Work required:
Search the listing for "icon" and copy every line where it appears.
** Start **
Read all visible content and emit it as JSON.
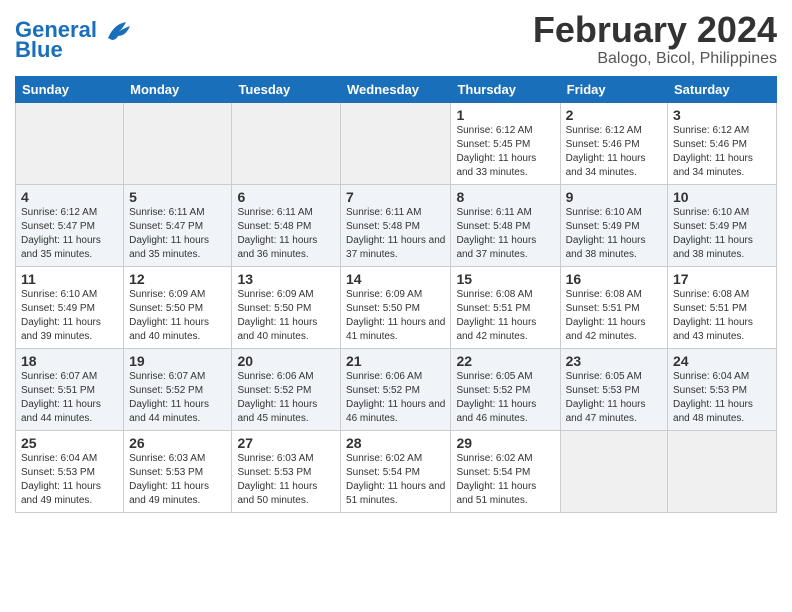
{
  "header": {
    "logo_line1": "General",
    "logo_line2": "Blue",
    "month_title": "February 2024",
    "location": "Balogo, Bicol, Philippines"
  },
  "days_of_week": [
    "Sunday",
    "Monday",
    "Tuesday",
    "Wednesday",
    "Thursday",
    "Friday",
    "Saturday"
  ],
  "weeks": [
    [
      {
        "day": "",
        "sunrise": "",
        "sunset": "",
        "daylight": ""
      },
      {
        "day": "",
        "sunrise": "",
        "sunset": "",
        "daylight": ""
      },
      {
        "day": "",
        "sunrise": "",
        "sunset": "",
        "daylight": ""
      },
      {
        "day": "",
        "sunrise": "",
        "sunset": "",
        "daylight": ""
      },
      {
        "day": "1",
        "sunrise": "6:12 AM",
        "sunset": "5:45 PM",
        "daylight": "11 hours and 33 minutes."
      },
      {
        "day": "2",
        "sunrise": "6:12 AM",
        "sunset": "5:46 PM",
        "daylight": "11 hours and 34 minutes."
      },
      {
        "day": "3",
        "sunrise": "6:12 AM",
        "sunset": "5:46 PM",
        "daylight": "11 hours and 34 minutes."
      }
    ],
    [
      {
        "day": "4",
        "sunrise": "6:12 AM",
        "sunset": "5:47 PM",
        "daylight": "11 hours and 35 minutes."
      },
      {
        "day": "5",
        "sunrise": "6:11 AM",
        "sunset": "5:47 PM",
        "daylight": "11 hours and 35 minutes."
      },
      {
        "day": "6",
        "sunrise": "6:11 AM",
        "sunset": "5:48 PM",
        "daylight": "11 hours and 36 minutes."
      },
      {
        "day": "7",
        "sunrise": "6:11 AM",
        "sunset": "5:48 PM",
        "daylight": "11 hours and 37 minutes."
      },
      {
        "day": "8",
        "sunrise": "6:11 AM",
        "sunset": "5:48 PM",
        "daylight": "11 hours and 37 minutes."
      },
      {
        "day": "9",
        "sunrise": "6:10 AM",
        "sunset": "5:49 PM",
        "daylight": "11 hours and 38 minutes."
      },
      {
        "day": "10",
        "sunrise": "6:10 AM",
        "sunset": "5:49 PM",
        "daylight": "11 hours and 38 minutes."
      }
    ],
    [
      {
        "day": "11",
        "sunrise": "6:10 AM",
        "sunset": "5:49 PM",
        "daylight": "11 hours and 39 minutes."
      },
      {
        "day": "12",
        "sunrise": "6:09 AM",
        "sunset": "5:50 PM",
        "daylight": "11 hours and 40 minutes."
      },
      {
        "day": "13",
        "sunrise": "6:09 AM",
        "sunset": "5:50 PM",
        "daylight": "11 hours and 40 minutes."
      },
      {
        "day": "14",
        "sunrise": "6:09 AM",
        "sunset": "5:50 PM",
        "daylight": "11 hours and 41 minutes."
      },
      {
        "day": "15",
        "sunrise": "6:08 AM",
        "sunset": "5:51 PM",
        "daylight": "11 hours and 42 minutes."
      },
      {
        "day": "16",
        "sunrise": "6:08 AM",
        "sunset": "5:51 PM",
        "daylight": "11 hours and 42 minutes."
      },
      {
        "day": "17",
        "sunrise": "6:08 AM",
        "sunset": "5:51 PM",
        "daylight": "11 hours and 43 minutes."
      }
    ],
    [
      {
        "day": "18",
        "sunrise": "6:07 AM",
        "sunset": "5:51 PM",
        "daylight": "11 hours and 44 minutes."
      },
      {
        "day": "19",
        "sunrise": "6:07 AM",
        "sunset": "5:52 PM",
        "daylight": "11 hours and 44 minutes."
      },
      {
        "day": "20",
        "sunrise": "6:06 AM",
        "sunset": "5:52 PM",
        "daylight": "11 hours and 45 minutes."
      },
      {
        "day": "21",
        "sunrise": "6:06 AM",
        "sunset": "5:52 PM",
        "daylight": "11 hours and 46 minutes."
      },
      {
        "day": "22",
        "sunrise": "6:05 AM",
        "sunset": "5:52 PM",
        "daylight": "11 hours and 46 minutes."
      },
      {
        "day": "23",
        "sunrise": "6:05 AM",
        "sunset": "5:53 PM",
        "daylight": "11 hours and 47 minutes."
      },
      {
        "day": "24",
        "sunrise": "6:04 AM",
        "sunset": "5:53 PM",
        "daylight": "11 hours and 48 minutes."
      }
    ],
    [
      {
        "day": "25",
        "sunrise": "6:04 AM",
        "sunset": "5:53 PM",
        "daylight": "11 hours and 49 minutes."
      },
      {
        "day": "26",
        "sunrise": "6:03 AM",
        "sunset": "5:53 PM",
        "daylight": "11 hours and 49 minutes."
      },
      {
        "day": "27",
        "sunrise": "6:03 AM",
        "sunset": "5:53 PM",
        "daylight": "11 hours and 50 minutes."
      },
      {
        "day": "28",
        "sunrise": "6:02 AM",
        "sunset": "5:54 PM",
        "daylight": "11 hours and 51 minutes."
      },
      {
        "day": "29",
        "sunrise": "6:02 AM",
        "sunset": "5:54 PM",
        "daylight": "11 hours and 51 minutes."
      },
      {
        "day": "",
        "sunrise": "",
        "sunset": "",
        "daylight": ""
      },
      {
        "day": "",
        "sunrise": "",
        "sunset": "",
        "daylight": ""
      }
    ]
  ]
}
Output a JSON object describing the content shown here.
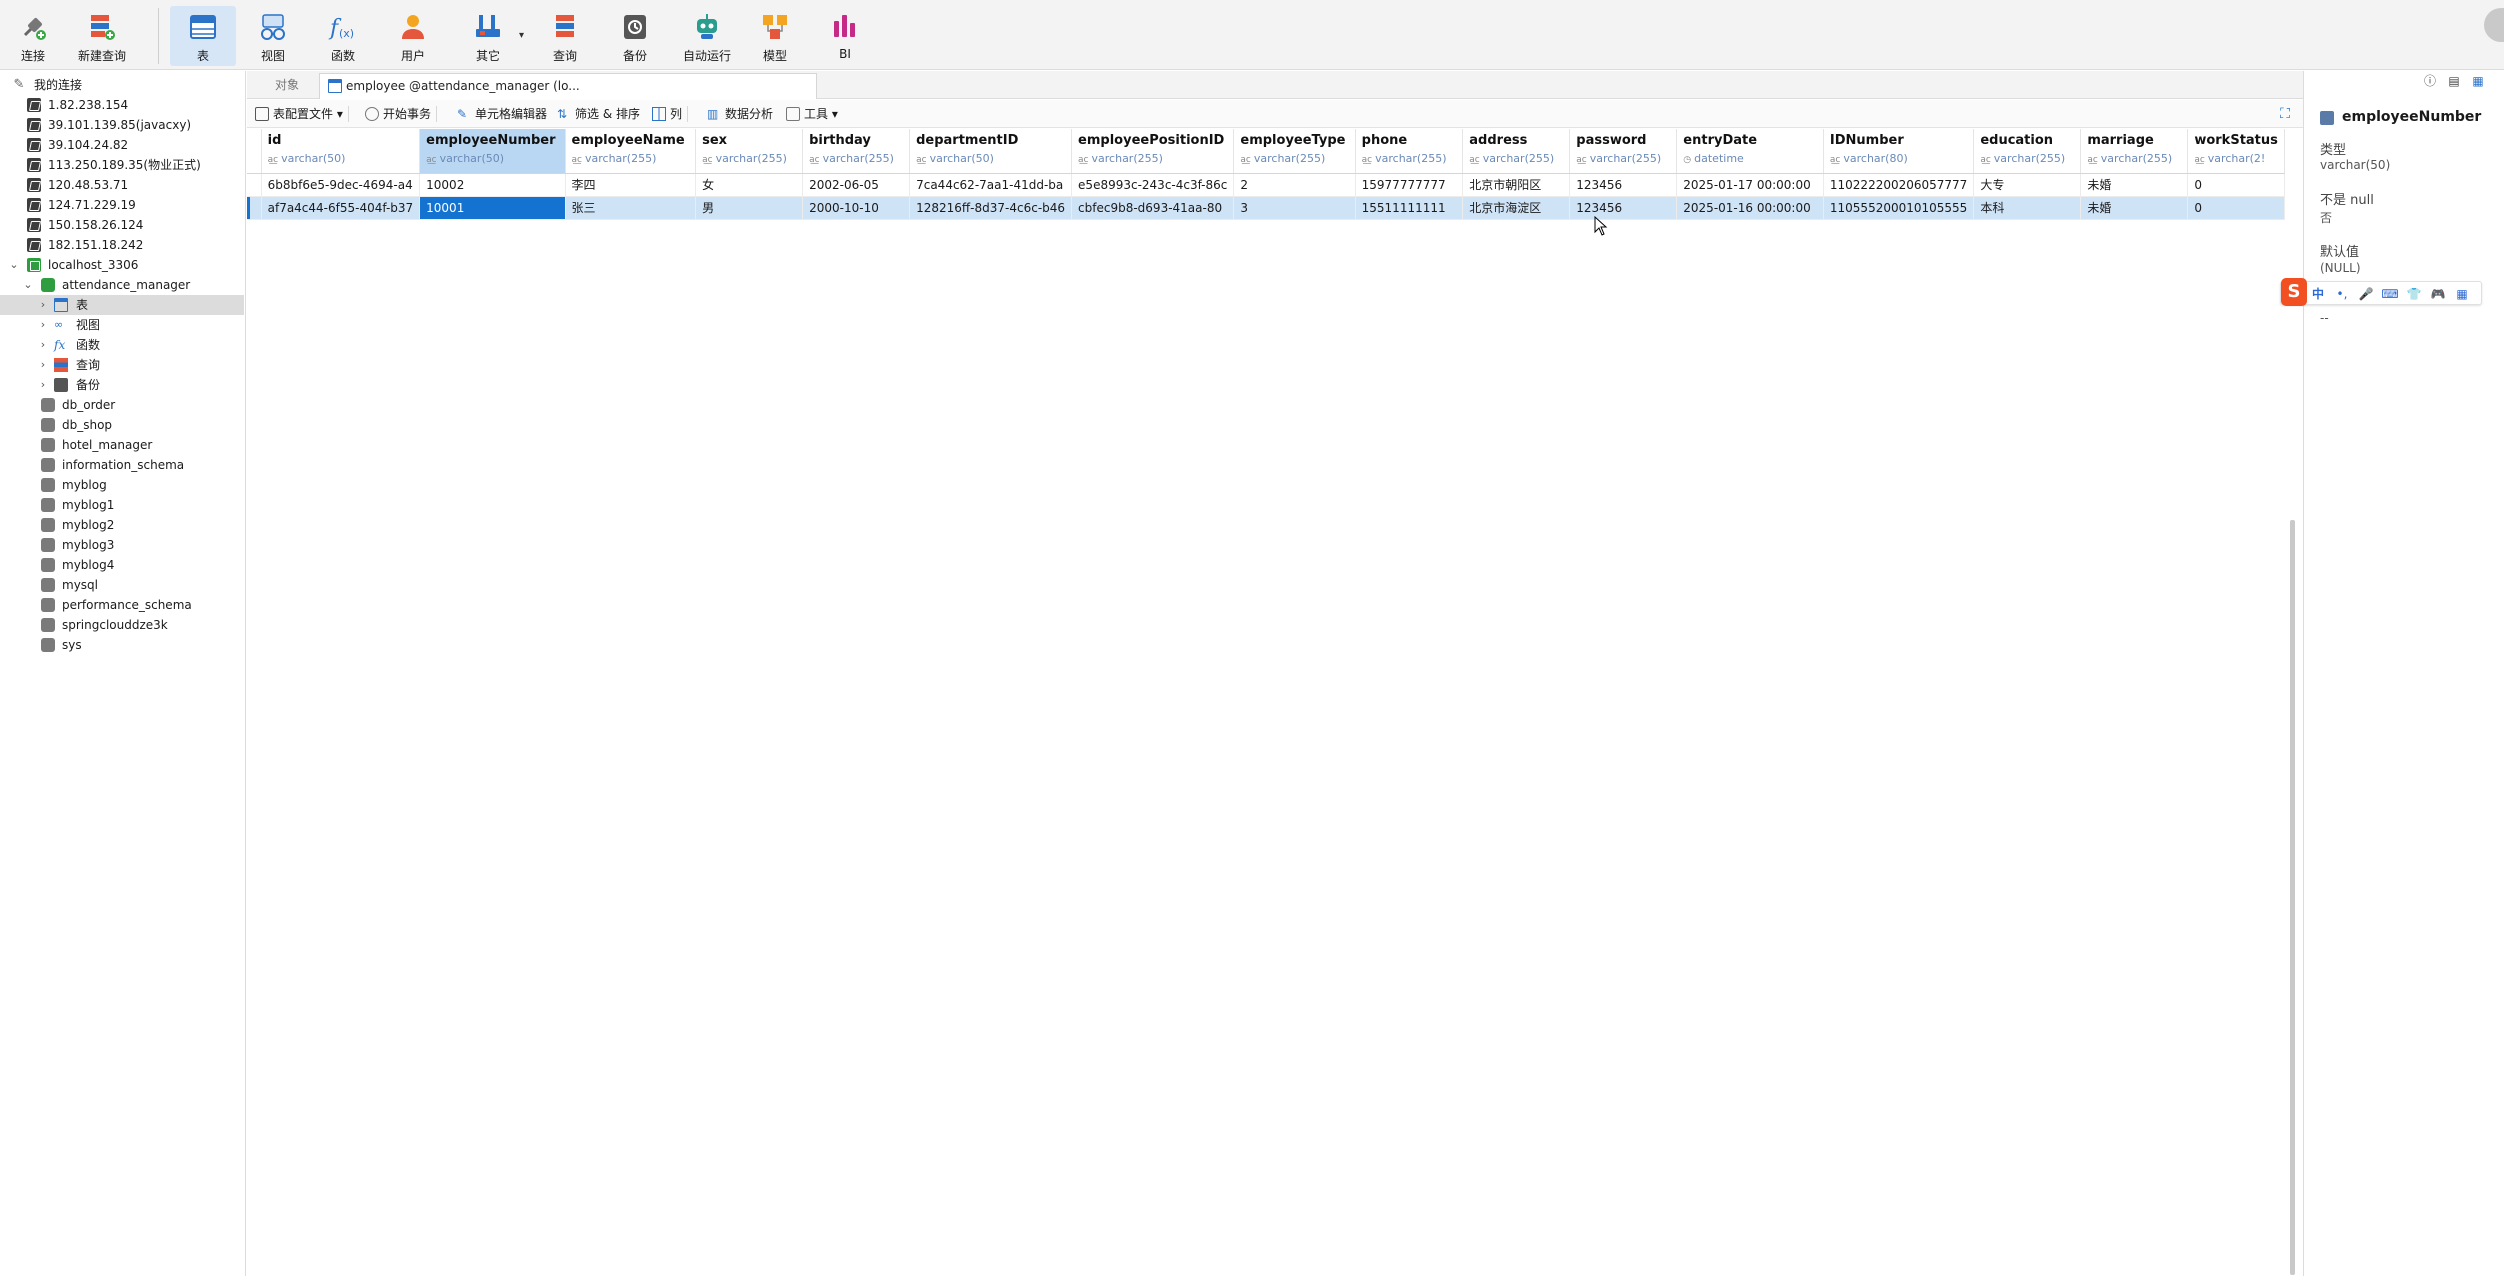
{
  "toolbar": {
    "buttons": [
      {
        "label": "连接",
        "icon": "plug-connect-icon"
      },
      {
        "label": "新建查询",
        "icon": "new-query-icon"
      },
      {
        "label": "表",
        "icon": "table-icon",
        "active": true
      },
      {
        "label": "视图",
        "icon": "view-glasses-icon"
      },
      {
        "label": "函数",
        "icon": "function-fx-icon"
      },
      {
        "label": "用户",
        "icon": "user-icon"
      },
      {
        "label": "其它",
        "icon": "tools-icon"
      },
      {
        "label": "查询",
        "icon": "query-icon"
      },
      {
        "label": "备份",
        "icon": "backup-icon"
      },
      {
        "label": "自动运行",
        "icon": "robot-icon"
      },
      {
        "label": "模型",
        "icon": "model-icon"
      },
      {
        "label": "BI",
        "icon": "bi-chart-icon"
      }
    ]
  },
  "sidebar": {
    "header": "我的连接",
    "connections": [
      "1.82.238.154",
      "39.101.139.85(javacxy)",
      "39.104.24.82",
      "113.250.189.35(物业正式)",
      "120.48.53.71",
      "124.71.229.19",
      "150.158.26.124",
      "182.151.18.242"
    ],
    "localhost": "localhost_3306",
    "open_db": "attendance_manager",
    "open_db_children": [
      "表",
      "视图",
      "函数",
      "查询",
      "备份"
    ],
    "databases": [
      "db_order",
      "db_shop",
      "hotel_manager",
      "information_schema",
      "myblog",
      "myblog1",
      "myblog2",
      "myblog3",
      "myblog4",
      "mysql",
      "performance_schema",
      "springclouddze3k",
      "sys"
    ]
  },
  "tabs": {
    "objects": "对象",
    "active": "employee @attendance_manager (lo..."
  },
  "subtoolbar": {
    "table_profile": "表配置文件",
    "begin_tx": "开始事务",
    "cell_editor": "单元格编辑器",
    "filter_sort": "筛选 & 排序",
    "columns": "列",
    "data_analysis": "数据分析",
    "tools": "工具"
  },
  "grid": {
    "columns": [
      {
        "name": "id",
        "type": "varchar(50)",
        "kind": "str"
      },
      {
        "name": "employeeNumber",
        "type": "varchar(50)",
        "kind": "str"
      },
      {
        "name": "employeeName",
        "type": "varchar(255)",
        "kind": "str"
      },
      {
        "name": "sex",
        "type": "varchar(255)",
        "kind": "str"
      },
      {
        "name": "birthday",
        "type": "varchar(255)",
        "kind": "str"
      },
      {
        "name": "departmentID",
        "type": "varchar(50)",
        "kind": "str"
      },
      {
        "name": "employeePositionID",
        "type": "varchar(255)",
        "kind": "str"
      },
      {
        "name": "employeeType",
        "type": "varchar(255)",
        "kind": "str"
      },
      {
        "name": "phone",
        "type": "varchar(255)",
        "kind": "str"
      },
      {
        "name": "address",
        "type": "varchar(255)",
        "kind": "str"
      },
      {
        "name": "password",
        "type": "varchar(255)",
        "kind": "str"
      },
      {
        "name": "entryDate",
        "type": "datetime",
        "kind": "time"
      },
      {
        "name": "IDNumber",
        "type": "varchar(80)",
        "kind": "str"
      },
      {
        "name": "education",
        "type": "varchar(255)",
        "kind": "str"
      },
      {
        "name": "marriage",
        "type": "varchar(255)",
        "kind": "str"
      },
      {
        "name": "workStatus",
        "type": "varchar(2!",
        "kind": "str"
      }
    ],
    "selected_column": "employeeNumber",
    "rows": [
      [
        "6b8bf6e5-9dec-4694-a4",
        "10002",
        "李四",
        "女",
        "2002-06-05",
        "7ca44c62-7aa1-41dd-ba",
        "e5e8993c-243c-4c3f-86c",
        "2",
        "15977777777",
        "北京市朝阳区",
        "123456",
        "2025-01-17 00:00:00",
        "110222200206057777",
        "大专",
        "未婚",
        "0"
      ],
      [
        "af7a4c44-6f55-404f-b37",
        "10001",
        "张三",
        "男",
        "2000-10-10",
        "128216ff-8d37-4c6c-b46",
        "cbfec9b8-d693-41aa-80",
        "3",
        "15511111111",
        "北京市海淀区",
        "123456",
        "2025-01-16 00:00:00",
        "110555200010105555",
        "本科",
        "未婚",
        "0"
      ]
    ]
  },
  "rightpanel": {
    "field_name": "employeeNumber",
    "type_label": "类型",
    "type_value": "varchar(50)",
    "notnull_label": "不是 null",
    "notnull_value": "否",
    "default_label": "默认值",
    "default_value": "(NULL)",
    "comment_value": "--"
  },
  "ime": {
    "logo": "S",
    "items": [
      "中",
      "•,",
      "🎤",
      "⌨",
      "👕",
      "🎮",
      "▦"
    ]
  },
  "colors": {
    "accent": "#1473d0",
    "selected_row": "#cfe3f7",
    "selected_col_header": "#b9d7f3",
    "active_toolbar": "#d6e6f7"
  }
}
** End **
Solved exercise:
        "icon": "plug-connect-icon"
        "icon": "new-query-icon"
        "icon": "table-icon",
        "icon": "view-glasses-icon"
        "icon": "function-fx-icon"
        "icon": "user-icon"
        "icon": "tools-icon"
        "icon": "query-icon"
        "icon": "backup-icon"
        "icon": "robot-icon"
        "icon": "model-icon"
        "icon": "bi-chart-icon"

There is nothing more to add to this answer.